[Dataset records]
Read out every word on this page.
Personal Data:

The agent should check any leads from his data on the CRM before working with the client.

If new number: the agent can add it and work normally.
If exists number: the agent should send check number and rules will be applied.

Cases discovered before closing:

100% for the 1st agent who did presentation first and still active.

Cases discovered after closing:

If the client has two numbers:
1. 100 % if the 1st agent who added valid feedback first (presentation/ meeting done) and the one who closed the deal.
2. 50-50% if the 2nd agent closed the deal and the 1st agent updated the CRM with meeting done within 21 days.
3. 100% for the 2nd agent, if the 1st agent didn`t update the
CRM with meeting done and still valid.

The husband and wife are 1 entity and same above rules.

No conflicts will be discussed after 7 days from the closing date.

[CHALLENGE]
Return the listing above word for word.

[SOLUTION]
Read out every word on this page.
Personal Data:

The agent should check any leads from his data on the CRM before working with the client.

If new number: the agent can add it and work normally.
If exists number: the agent should send check number and rules will be applied.

Cases discovered before closing:

100% for the 1st agent who did presentation first and still active.

Cases discovered after closing:

If the client has two numbers:
1. 100 % if the 1st agent who added valid feedback first (presentation/ meeting done) and the one who closed the deal.
2. 50-50% if the 2nd agent closed the deal and the 1st agent updated the CRM with meeting done within 21 days.
3. 100% for the 2nd agent, if the 1st agent didn`t update the
CRM with meeting done and still valid.

The husband and wife are 1 entity and same above rules.

No conflicts will be discussed after 7 days from the closing date.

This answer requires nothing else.